[START OF Records provided]

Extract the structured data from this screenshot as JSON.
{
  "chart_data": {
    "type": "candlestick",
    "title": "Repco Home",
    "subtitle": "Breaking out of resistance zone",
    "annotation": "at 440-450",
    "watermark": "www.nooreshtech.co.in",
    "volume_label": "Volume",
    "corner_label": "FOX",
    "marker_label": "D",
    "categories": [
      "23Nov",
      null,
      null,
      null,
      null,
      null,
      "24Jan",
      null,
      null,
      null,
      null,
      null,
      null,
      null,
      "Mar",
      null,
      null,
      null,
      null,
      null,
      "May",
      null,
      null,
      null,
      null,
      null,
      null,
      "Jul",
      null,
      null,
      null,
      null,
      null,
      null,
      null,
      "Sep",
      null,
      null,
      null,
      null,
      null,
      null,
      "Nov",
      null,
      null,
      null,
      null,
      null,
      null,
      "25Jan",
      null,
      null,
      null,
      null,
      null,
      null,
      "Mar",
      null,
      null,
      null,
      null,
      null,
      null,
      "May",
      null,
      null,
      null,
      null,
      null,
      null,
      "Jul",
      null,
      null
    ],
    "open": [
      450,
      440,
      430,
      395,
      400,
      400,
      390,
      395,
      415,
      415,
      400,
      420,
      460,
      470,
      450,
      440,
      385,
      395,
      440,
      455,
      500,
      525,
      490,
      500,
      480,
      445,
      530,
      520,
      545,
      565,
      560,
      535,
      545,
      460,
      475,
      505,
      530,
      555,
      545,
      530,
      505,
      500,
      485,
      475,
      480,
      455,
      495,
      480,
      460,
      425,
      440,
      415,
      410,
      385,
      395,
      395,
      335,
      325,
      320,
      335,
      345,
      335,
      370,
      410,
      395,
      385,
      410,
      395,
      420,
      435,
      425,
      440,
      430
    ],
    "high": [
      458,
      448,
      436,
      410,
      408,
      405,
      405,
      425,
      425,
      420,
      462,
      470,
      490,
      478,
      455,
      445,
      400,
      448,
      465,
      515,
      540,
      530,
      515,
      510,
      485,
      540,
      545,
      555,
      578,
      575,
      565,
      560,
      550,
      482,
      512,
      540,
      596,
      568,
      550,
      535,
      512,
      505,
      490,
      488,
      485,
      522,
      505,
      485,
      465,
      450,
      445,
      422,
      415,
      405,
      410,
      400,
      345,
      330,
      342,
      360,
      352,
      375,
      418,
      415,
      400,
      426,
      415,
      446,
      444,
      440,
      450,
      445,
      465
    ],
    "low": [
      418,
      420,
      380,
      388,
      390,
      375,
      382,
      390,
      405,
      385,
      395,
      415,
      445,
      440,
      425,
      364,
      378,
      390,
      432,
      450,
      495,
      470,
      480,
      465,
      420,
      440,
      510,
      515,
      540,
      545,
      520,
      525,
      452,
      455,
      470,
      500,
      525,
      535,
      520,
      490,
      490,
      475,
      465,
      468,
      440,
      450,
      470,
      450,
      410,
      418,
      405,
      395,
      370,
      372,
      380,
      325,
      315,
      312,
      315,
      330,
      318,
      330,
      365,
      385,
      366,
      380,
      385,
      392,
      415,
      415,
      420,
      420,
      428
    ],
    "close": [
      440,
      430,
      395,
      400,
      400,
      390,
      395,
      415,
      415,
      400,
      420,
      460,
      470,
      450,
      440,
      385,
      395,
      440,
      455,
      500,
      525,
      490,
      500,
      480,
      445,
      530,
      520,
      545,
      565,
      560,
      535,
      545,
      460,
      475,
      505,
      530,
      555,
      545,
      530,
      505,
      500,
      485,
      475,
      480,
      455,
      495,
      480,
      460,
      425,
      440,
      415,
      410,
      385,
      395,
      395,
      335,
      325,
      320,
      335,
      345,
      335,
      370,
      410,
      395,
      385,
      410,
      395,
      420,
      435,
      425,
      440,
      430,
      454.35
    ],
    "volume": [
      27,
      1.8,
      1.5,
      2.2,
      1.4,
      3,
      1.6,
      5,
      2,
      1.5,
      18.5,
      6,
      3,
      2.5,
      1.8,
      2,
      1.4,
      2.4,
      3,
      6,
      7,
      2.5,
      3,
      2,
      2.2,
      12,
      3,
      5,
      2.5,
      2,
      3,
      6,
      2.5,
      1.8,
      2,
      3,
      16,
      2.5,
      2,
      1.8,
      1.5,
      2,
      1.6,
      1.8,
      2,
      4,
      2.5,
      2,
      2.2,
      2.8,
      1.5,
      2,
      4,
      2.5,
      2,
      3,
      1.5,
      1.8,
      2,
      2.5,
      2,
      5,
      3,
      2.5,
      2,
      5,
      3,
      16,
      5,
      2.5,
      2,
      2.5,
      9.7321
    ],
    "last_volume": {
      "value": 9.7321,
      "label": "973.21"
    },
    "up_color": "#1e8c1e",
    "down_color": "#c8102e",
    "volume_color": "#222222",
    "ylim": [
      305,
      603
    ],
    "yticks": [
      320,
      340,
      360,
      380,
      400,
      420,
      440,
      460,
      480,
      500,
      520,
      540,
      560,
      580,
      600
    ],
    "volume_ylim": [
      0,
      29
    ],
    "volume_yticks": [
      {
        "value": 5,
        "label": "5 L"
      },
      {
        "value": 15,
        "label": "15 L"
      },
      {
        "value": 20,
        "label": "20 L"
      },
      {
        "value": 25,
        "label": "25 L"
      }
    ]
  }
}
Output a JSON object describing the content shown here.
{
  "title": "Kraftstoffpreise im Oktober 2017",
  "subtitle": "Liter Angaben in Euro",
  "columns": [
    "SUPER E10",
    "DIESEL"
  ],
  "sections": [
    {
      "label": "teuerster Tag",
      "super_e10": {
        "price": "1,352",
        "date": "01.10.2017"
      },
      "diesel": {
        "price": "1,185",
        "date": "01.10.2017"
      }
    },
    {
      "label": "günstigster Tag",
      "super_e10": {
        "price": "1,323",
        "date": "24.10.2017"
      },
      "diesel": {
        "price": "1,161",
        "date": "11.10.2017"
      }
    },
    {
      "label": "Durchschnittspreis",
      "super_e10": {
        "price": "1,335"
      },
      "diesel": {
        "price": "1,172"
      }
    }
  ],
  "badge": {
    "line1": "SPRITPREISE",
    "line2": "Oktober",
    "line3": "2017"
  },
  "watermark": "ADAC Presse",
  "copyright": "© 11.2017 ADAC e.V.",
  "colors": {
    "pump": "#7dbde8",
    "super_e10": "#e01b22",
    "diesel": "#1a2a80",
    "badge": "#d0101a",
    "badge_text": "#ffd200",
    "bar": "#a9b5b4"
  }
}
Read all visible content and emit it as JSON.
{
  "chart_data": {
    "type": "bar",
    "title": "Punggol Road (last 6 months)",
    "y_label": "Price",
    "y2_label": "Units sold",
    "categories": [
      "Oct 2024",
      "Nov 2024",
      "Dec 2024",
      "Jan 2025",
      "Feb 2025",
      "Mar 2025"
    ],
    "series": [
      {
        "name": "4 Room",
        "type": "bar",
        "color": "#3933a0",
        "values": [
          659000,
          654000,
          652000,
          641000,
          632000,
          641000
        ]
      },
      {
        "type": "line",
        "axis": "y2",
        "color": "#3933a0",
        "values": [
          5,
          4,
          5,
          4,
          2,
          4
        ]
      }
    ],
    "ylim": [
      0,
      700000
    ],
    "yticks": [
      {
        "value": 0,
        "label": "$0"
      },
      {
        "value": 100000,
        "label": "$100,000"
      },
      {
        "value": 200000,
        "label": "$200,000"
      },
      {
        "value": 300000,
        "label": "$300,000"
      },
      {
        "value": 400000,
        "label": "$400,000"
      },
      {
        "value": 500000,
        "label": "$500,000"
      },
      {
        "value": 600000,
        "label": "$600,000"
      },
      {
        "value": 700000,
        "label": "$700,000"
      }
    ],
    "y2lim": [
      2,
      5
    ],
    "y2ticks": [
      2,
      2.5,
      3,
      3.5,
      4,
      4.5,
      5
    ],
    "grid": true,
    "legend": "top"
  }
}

[END OF Records provided]

Show all lines from the data above in which the word "Oktober" appears.

Problem solution
  "title": "Kraftstoffpreise im Oktober 2017",
    "line2": "Oktober",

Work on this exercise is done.